Exactly repeat the line that contains "Output the text content of this document.", then every line after it up to and including the final line.
***** Extracted material *****
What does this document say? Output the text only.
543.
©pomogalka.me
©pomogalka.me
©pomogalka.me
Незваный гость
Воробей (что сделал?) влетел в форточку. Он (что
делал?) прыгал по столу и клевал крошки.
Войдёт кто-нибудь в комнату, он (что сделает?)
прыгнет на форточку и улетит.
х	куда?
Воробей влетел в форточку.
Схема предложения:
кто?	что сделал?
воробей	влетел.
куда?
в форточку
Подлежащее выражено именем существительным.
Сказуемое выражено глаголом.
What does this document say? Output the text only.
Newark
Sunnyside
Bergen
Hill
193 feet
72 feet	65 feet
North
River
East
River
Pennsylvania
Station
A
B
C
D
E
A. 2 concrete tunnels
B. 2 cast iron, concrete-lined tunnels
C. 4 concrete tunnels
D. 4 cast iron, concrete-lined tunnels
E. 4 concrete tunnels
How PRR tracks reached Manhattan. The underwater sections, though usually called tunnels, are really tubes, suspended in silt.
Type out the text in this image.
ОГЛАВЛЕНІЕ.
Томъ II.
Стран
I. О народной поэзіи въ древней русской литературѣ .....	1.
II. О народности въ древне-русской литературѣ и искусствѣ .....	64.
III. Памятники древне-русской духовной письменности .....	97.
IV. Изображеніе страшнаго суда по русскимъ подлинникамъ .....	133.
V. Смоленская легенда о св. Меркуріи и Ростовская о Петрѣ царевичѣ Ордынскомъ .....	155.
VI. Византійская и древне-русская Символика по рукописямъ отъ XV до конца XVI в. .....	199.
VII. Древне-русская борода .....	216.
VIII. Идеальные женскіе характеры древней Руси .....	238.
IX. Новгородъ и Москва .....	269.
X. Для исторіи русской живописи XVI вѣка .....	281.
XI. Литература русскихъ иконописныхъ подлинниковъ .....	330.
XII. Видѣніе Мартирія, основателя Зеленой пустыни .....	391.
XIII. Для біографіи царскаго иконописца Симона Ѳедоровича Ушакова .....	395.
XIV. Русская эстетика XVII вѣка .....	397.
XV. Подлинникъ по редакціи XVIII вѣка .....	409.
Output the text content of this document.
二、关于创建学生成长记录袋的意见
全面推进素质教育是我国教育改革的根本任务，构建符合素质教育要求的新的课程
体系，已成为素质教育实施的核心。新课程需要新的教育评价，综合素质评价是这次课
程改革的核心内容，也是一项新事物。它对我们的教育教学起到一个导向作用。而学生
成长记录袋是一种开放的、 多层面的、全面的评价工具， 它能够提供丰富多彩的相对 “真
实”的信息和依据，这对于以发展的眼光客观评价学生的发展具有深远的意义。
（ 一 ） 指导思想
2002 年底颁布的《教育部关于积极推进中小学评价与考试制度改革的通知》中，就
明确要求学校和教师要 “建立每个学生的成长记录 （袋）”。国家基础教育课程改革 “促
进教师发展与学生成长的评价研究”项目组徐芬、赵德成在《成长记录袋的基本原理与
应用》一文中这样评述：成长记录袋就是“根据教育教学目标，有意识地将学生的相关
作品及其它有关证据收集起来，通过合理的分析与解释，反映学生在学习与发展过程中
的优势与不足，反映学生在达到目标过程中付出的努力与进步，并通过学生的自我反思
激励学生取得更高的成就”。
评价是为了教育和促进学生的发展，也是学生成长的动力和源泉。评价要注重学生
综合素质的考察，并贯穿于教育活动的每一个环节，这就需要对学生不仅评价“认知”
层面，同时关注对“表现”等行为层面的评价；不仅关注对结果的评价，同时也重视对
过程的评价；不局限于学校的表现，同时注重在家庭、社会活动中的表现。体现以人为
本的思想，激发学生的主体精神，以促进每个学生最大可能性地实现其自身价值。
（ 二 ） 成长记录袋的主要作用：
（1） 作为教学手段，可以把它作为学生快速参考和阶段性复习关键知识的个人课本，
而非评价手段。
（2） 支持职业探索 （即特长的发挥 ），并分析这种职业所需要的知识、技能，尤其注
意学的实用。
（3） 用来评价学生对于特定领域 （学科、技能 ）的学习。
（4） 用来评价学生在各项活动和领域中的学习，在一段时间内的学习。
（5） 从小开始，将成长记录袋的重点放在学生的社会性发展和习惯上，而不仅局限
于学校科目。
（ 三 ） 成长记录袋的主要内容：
*****
## Final answer
Output the text content of this document.
二、关于创建学生成长记录袋的意见
全面推进素质教育是我国教育改革的根本任务，构建符合素质教育要求的新的课程
体系，已成为素质教育实施的核心。新课程需要新的教育评价，综合素质评价是这次课
程改革的核心内容，也是一项新事物。它对我们的教育教学起到一个导向作用。而学生
成长记录袋是一种开放的、 多层面的、全面的评价工具， 它能够提供丰富多彩的相对 “真
实”的信息和依据，这对于以发展的眼光客观评价学生的发展具有深远的意义。
（ 一 ） 指导思想
2002 年底颁布的《教育部关于积极推进中小学评价与考试制度改革的通知》中，就
明确要求学校和教师要 “建立每个学生的成长记录 （袋）”。国家基础教育课程改革 “促
进教师发展与学生成长的评价研究”项目组徐芬、赵德成在《成长记录袋的基本原理与
应用》一文中这样评述：成长记录袋就是“根据教育教学目标，有意识地将学生的相关
作品及其它有关证据收集起来，通过合理的分析与解释，反映学生在学习与发展过程中
的优势与不足，反映学生在达到目标过程中付出的努力与进步，并通过学生的自我反思
激励学生取得更高的成就”。
评价是为了教育和促进学生的发展，也是学生成长的动力和源泉。评价要注重学生
综合素质的考察，并贯穿于教育活动的每一个环节，这就需要对学生不仅评价“认知”
层面，同时关注对“表现”等行为层面的评价；不仅关注对结果的评价，同时也重视对
过程的评价；不局限于学校的表现，同时注重在家庭、社会活动中的表现。体现以人为
本的思想，激发学生的主体精神，以促进每个学生最大可能性地实现其自身价值。
（ 二 ） 成长记录袋的主要作用：
（1） 作为教学手段，可以把它作为学生快速参考和阶段性复习关键知识的个人课本，
而非评价手段。
（2） 支持职业探索 （即特长的发挥 ），并分析这种职业所需要的知识、技能，尤其注
意学的实用。
（3） 用来评价学生对于特定领域 （学科、技能 ）的学习。
（4） 用来评价学生在各项活动和领域中的学习，在一段时间内的学习。
（5） 从小开始，将成长记录袋的重点放在学生的社会性发展和习惯上，而不仅局限
于学校科目。
（ 三 ） 成长记录袋的主要内容：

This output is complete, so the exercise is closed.